__Given problem__
Looking at the data below, count the lines that contain the string "name". Write only the total.
>> start The input
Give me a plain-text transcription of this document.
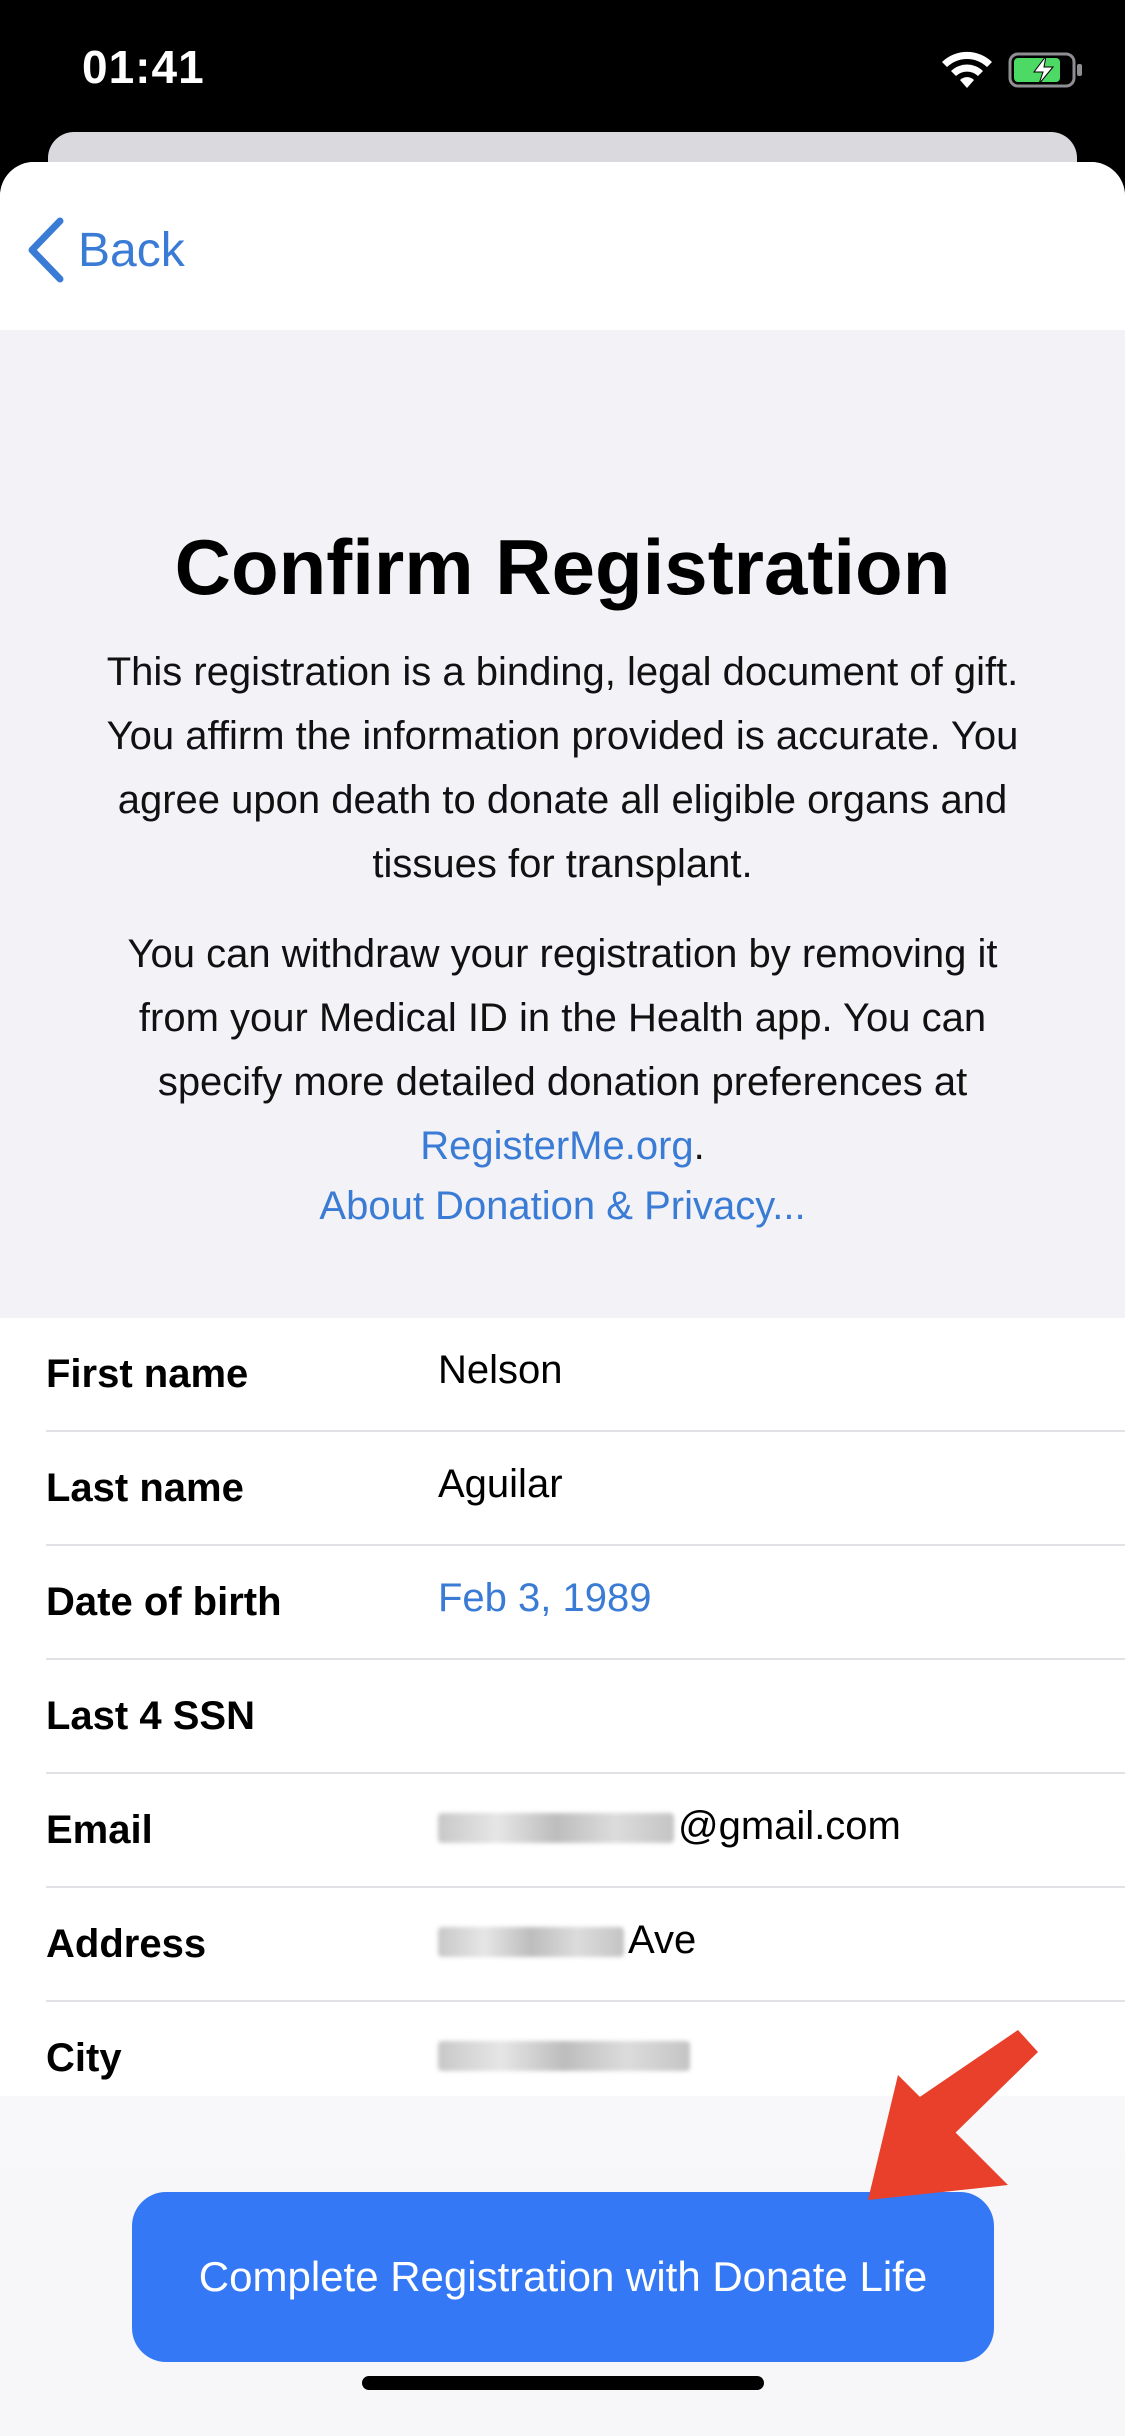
01:41
Back
Confirm Registration
This registration is a binding, legal document of gift. You affirm the information provided is accurate. You agree upon death to donate all eligible organs and tissues for transplant.
You can withdraw your registration by removing it from your Medical ID in the Health app. You can specify more detailed donation preferences at RegisterMe.org.
About Donation & Privacy...
First name	Nelson
Last name	Aguilar
Date of birth	Feb 3, 1989
Last 4 SSN
Email	@gmail.com
Address	Ave
City
Complete Registration with Donate Life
>> end The input
__Finished answer__
2